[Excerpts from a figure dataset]
+++

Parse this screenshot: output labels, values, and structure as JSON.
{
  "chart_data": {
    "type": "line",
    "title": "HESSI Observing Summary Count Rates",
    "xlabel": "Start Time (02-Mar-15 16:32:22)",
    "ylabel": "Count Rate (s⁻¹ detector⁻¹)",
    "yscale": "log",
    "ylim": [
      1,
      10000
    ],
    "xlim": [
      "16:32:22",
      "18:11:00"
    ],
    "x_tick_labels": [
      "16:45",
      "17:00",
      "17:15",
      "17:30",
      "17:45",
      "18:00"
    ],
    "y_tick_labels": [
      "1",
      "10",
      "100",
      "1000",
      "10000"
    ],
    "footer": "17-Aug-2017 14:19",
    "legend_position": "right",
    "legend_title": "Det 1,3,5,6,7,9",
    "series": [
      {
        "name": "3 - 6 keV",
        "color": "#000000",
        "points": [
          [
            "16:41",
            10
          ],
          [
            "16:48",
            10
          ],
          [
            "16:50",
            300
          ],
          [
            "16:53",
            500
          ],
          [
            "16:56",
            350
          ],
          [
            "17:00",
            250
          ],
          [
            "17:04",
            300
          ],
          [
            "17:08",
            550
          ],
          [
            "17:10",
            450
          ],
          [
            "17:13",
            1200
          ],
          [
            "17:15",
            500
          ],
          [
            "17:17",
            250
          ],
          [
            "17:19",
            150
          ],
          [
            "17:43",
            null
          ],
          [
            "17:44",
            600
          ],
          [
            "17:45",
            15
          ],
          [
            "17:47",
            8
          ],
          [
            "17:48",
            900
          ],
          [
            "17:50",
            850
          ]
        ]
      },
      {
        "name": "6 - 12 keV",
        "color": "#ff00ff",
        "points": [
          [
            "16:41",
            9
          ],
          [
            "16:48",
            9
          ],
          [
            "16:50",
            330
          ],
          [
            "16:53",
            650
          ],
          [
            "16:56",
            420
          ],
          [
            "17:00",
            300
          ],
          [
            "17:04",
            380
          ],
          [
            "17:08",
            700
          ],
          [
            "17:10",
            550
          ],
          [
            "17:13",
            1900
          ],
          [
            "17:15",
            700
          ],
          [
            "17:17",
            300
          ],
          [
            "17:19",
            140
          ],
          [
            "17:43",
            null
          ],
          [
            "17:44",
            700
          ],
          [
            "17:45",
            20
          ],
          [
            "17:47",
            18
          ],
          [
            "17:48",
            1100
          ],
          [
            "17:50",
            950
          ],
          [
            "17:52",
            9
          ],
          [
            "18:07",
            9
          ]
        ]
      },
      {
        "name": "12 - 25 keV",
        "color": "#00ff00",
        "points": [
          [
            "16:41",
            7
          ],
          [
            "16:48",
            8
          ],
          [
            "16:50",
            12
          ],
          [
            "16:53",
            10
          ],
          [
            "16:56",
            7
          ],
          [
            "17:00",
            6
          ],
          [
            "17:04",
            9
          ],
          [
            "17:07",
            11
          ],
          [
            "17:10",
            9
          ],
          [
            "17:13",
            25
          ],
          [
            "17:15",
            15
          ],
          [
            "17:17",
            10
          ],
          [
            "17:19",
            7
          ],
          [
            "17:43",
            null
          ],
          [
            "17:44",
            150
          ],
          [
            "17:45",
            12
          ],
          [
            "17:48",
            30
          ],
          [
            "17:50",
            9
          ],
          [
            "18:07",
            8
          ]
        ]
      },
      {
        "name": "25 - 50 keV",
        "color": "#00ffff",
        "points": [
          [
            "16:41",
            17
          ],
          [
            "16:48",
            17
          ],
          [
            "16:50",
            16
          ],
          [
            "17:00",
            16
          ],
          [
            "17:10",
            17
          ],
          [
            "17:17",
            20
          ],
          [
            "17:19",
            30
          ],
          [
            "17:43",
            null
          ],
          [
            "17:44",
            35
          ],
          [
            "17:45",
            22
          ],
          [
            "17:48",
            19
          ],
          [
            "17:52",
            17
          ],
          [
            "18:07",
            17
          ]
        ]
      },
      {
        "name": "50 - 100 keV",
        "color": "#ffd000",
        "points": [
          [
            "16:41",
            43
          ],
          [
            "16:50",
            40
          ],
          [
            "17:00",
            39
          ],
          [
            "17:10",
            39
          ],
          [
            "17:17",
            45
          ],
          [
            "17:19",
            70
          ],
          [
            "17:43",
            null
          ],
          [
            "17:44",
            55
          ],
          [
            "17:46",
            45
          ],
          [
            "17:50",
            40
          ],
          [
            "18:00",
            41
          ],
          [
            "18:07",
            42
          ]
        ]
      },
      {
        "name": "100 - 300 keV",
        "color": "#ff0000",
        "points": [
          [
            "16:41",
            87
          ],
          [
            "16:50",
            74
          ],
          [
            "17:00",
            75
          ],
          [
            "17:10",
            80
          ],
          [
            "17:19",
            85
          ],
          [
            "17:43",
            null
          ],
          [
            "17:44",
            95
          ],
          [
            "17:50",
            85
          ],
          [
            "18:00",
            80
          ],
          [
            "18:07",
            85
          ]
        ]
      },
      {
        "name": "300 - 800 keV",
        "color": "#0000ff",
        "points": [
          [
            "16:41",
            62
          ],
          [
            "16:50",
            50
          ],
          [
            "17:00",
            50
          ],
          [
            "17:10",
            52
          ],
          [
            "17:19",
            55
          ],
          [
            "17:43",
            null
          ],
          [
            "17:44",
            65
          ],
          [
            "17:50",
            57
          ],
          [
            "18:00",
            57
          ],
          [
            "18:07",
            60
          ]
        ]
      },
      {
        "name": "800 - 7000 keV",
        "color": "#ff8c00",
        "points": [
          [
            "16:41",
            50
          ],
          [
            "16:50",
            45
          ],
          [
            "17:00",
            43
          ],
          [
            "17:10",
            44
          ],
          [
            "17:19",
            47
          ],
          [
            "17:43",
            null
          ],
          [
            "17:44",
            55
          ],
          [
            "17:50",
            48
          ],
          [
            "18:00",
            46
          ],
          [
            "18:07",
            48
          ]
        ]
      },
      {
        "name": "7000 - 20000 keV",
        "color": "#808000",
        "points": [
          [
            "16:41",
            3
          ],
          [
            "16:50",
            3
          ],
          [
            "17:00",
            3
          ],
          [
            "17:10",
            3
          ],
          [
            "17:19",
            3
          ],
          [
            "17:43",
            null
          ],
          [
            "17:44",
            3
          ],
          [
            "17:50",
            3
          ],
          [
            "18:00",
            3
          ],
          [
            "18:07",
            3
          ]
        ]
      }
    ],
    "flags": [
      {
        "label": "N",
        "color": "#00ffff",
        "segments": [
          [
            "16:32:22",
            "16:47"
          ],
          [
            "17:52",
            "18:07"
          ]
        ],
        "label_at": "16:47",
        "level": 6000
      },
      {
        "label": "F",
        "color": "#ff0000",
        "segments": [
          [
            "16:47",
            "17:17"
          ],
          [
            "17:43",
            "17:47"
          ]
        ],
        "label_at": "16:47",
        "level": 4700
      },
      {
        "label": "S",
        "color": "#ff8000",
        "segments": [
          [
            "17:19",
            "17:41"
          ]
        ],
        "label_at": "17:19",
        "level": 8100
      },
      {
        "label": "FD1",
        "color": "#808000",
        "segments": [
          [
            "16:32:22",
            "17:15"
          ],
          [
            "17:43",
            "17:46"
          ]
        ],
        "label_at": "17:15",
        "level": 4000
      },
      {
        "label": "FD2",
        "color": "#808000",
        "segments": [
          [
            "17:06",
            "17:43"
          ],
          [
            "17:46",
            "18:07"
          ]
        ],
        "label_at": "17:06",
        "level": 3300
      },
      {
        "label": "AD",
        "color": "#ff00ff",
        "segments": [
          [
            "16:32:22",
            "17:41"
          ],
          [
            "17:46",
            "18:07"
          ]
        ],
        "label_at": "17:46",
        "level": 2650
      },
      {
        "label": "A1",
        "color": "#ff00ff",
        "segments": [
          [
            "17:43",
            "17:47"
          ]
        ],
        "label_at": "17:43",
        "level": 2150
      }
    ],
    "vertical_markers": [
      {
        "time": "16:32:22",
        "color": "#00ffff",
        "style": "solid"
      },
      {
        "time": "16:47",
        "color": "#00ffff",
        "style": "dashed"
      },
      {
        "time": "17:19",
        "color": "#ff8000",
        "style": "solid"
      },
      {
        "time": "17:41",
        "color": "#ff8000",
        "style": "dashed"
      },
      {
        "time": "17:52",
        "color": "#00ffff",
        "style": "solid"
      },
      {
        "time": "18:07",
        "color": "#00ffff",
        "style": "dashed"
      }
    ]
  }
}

+++

Exercise objective:
Copy every line of the records above that holds the word "level".

Solution to this problem:
        "level": 6000
        "level": 4700
        "level": 8100
        "level": 4000
        "level": 3300
        "level": 2650
        "level": 2150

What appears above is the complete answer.